======== EXTRACTED MATERIAL ========

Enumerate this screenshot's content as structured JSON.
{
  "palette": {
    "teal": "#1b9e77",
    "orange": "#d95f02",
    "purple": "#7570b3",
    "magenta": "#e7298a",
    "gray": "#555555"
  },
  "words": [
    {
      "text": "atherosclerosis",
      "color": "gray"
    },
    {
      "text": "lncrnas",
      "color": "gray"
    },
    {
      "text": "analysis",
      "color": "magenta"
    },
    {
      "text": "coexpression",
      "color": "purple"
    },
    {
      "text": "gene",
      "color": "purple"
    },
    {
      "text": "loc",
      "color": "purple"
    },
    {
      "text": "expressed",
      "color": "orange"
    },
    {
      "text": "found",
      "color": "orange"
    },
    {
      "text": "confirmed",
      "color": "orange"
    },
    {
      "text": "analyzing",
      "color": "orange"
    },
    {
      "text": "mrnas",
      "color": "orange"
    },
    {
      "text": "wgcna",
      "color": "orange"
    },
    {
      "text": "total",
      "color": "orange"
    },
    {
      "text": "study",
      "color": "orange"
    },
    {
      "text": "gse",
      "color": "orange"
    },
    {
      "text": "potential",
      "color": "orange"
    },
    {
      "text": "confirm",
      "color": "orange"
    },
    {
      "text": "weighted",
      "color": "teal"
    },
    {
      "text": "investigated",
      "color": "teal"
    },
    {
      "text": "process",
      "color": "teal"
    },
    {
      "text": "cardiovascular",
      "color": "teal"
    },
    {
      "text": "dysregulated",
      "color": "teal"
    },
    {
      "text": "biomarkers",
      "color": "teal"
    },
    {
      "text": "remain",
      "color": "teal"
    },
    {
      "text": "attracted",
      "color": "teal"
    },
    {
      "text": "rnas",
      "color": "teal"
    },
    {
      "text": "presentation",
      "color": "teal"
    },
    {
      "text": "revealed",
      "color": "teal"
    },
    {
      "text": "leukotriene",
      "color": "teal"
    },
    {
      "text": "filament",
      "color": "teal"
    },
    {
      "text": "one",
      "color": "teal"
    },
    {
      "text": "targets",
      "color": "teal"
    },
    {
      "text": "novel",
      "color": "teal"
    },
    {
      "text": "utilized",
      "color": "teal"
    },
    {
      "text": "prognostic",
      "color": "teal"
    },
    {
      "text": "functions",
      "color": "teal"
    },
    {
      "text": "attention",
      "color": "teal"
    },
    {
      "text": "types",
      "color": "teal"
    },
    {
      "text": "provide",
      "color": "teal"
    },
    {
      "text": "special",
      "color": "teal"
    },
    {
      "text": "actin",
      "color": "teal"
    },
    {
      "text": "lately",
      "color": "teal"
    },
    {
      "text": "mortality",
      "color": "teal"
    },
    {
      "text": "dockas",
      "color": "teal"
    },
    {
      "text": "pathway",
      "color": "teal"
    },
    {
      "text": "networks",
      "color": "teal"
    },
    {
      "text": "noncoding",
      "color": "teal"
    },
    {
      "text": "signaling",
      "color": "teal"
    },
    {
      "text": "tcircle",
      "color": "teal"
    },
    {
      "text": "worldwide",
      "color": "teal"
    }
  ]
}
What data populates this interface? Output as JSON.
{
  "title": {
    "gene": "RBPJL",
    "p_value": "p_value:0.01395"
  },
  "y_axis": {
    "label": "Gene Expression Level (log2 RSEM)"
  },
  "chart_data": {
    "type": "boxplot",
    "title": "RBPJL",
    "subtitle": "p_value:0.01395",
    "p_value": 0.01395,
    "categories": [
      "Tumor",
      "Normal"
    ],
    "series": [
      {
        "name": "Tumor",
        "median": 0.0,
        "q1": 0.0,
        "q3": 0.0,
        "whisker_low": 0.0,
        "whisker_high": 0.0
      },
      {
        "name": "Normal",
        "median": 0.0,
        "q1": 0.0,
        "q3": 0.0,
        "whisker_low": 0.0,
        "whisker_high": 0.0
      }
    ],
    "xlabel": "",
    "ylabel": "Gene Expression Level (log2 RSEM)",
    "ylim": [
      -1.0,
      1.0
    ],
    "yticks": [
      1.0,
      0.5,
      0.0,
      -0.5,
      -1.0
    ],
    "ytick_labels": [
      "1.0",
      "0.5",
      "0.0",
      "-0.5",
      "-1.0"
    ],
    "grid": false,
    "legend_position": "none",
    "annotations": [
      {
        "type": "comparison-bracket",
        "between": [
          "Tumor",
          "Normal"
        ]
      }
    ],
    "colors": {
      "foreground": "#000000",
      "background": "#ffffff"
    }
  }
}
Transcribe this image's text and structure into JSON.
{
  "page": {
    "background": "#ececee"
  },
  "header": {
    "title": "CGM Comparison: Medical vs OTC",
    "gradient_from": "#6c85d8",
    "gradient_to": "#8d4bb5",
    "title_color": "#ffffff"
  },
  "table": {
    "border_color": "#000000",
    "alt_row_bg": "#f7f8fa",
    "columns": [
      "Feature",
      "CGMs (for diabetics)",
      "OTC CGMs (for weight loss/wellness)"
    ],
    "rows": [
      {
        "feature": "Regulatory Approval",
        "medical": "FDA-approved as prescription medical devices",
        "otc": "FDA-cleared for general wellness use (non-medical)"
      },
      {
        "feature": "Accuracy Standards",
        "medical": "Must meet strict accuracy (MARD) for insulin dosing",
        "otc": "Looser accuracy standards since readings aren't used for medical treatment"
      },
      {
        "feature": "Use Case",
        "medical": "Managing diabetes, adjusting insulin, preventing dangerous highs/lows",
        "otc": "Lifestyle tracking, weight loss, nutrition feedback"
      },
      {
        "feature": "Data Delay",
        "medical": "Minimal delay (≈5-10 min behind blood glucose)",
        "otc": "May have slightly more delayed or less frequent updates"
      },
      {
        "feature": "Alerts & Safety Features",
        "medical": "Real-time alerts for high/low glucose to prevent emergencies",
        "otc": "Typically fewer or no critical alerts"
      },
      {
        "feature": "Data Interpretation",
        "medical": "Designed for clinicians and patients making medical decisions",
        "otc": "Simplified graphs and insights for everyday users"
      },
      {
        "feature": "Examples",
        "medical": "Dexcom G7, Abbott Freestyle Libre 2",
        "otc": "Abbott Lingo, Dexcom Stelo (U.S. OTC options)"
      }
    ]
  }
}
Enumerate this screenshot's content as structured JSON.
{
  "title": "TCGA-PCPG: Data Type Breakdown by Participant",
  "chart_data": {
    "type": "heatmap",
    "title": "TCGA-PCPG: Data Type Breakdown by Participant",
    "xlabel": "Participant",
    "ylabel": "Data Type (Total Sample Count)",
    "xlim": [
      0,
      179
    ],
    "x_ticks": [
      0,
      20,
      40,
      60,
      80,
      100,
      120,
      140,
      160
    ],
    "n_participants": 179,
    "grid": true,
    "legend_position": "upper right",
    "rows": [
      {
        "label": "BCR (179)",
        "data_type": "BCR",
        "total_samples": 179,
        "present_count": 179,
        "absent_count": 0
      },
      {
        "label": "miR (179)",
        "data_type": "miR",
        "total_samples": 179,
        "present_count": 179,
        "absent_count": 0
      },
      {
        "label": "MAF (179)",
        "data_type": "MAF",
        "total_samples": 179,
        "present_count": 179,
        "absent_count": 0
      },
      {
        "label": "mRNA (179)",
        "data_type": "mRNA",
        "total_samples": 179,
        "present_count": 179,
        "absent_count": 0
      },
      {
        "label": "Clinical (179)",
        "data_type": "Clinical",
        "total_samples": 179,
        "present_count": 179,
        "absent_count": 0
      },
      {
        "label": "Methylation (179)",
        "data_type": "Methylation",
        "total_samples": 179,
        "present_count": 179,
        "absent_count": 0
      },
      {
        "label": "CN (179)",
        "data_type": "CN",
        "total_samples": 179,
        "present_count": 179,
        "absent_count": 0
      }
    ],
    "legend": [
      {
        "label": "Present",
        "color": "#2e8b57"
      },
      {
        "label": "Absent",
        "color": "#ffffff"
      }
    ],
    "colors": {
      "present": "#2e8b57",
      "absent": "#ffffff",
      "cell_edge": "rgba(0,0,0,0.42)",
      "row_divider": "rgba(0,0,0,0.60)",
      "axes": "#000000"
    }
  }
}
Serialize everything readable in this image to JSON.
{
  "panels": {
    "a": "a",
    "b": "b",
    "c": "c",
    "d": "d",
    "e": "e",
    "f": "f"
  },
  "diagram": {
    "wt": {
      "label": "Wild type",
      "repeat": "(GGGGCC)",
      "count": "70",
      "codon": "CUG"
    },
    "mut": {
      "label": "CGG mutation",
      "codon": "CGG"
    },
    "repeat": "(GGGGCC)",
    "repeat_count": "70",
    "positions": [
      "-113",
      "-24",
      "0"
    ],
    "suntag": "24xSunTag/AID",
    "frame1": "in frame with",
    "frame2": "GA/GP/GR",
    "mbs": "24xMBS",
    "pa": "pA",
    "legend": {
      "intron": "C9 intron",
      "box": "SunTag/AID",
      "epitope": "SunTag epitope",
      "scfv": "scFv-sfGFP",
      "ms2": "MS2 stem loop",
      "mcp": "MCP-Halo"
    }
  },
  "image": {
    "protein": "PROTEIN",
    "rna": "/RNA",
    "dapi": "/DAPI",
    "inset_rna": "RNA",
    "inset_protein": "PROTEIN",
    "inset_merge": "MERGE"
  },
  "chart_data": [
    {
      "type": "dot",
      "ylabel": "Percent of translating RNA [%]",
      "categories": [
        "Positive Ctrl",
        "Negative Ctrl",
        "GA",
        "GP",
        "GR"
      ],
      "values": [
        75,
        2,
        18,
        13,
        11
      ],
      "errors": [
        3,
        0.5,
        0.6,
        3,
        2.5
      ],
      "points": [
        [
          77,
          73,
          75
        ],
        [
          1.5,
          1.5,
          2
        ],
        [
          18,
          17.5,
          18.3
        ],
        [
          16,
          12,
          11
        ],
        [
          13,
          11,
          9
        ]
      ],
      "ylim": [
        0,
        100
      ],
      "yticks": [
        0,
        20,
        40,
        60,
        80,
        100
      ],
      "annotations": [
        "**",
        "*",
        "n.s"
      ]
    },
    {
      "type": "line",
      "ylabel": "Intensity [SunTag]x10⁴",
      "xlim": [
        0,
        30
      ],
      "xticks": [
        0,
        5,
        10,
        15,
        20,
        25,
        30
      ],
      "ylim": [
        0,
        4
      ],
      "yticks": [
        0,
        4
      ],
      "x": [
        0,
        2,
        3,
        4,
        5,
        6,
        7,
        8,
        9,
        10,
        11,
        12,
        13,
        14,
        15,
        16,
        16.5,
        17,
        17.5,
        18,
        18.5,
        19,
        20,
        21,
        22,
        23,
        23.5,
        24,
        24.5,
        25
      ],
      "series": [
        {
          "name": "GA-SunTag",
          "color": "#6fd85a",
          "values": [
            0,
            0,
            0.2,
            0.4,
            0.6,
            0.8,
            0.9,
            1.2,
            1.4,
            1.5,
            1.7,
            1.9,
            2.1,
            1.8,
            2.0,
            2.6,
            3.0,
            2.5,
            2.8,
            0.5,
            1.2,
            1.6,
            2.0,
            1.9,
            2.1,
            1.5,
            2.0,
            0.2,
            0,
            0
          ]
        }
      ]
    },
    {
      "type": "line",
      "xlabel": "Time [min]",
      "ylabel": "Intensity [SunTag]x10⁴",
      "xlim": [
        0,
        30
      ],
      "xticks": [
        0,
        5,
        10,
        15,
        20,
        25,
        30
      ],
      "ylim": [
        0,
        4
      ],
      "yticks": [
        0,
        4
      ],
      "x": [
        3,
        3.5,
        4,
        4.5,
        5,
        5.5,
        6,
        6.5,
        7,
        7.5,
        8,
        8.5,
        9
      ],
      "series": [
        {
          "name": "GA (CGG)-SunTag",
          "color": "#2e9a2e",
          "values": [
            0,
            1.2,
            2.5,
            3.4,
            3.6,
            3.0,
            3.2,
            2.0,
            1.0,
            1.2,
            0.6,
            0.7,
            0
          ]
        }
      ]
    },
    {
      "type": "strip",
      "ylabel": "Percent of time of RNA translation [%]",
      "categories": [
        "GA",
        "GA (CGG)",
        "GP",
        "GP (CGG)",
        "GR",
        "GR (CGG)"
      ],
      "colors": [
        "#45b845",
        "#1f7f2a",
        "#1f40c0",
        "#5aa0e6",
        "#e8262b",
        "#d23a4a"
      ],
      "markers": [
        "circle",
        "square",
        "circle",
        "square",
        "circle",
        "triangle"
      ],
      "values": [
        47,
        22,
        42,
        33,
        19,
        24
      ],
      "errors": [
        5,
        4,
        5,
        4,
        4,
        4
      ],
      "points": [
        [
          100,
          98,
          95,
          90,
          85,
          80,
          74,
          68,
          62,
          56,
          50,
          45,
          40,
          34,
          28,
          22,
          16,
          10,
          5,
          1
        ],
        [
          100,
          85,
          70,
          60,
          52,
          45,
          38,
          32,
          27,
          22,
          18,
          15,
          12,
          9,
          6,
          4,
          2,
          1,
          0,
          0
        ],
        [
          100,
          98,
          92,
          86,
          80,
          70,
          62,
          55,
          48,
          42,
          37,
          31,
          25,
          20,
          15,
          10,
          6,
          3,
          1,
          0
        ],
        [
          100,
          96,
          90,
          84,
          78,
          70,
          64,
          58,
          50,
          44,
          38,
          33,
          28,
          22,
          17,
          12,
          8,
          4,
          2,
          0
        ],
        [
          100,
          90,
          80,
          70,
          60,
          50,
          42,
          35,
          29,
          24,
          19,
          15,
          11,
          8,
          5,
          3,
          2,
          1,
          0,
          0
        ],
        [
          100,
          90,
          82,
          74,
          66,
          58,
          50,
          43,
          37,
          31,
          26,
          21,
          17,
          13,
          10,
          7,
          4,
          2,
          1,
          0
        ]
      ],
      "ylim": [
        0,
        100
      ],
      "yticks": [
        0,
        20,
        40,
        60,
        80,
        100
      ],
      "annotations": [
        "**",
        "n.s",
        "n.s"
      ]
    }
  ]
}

========

- TASK DETAILS -
Write down only how many lines of the entries above include the word "RSEM".

- ANSWER TO THE PROBLEM -
2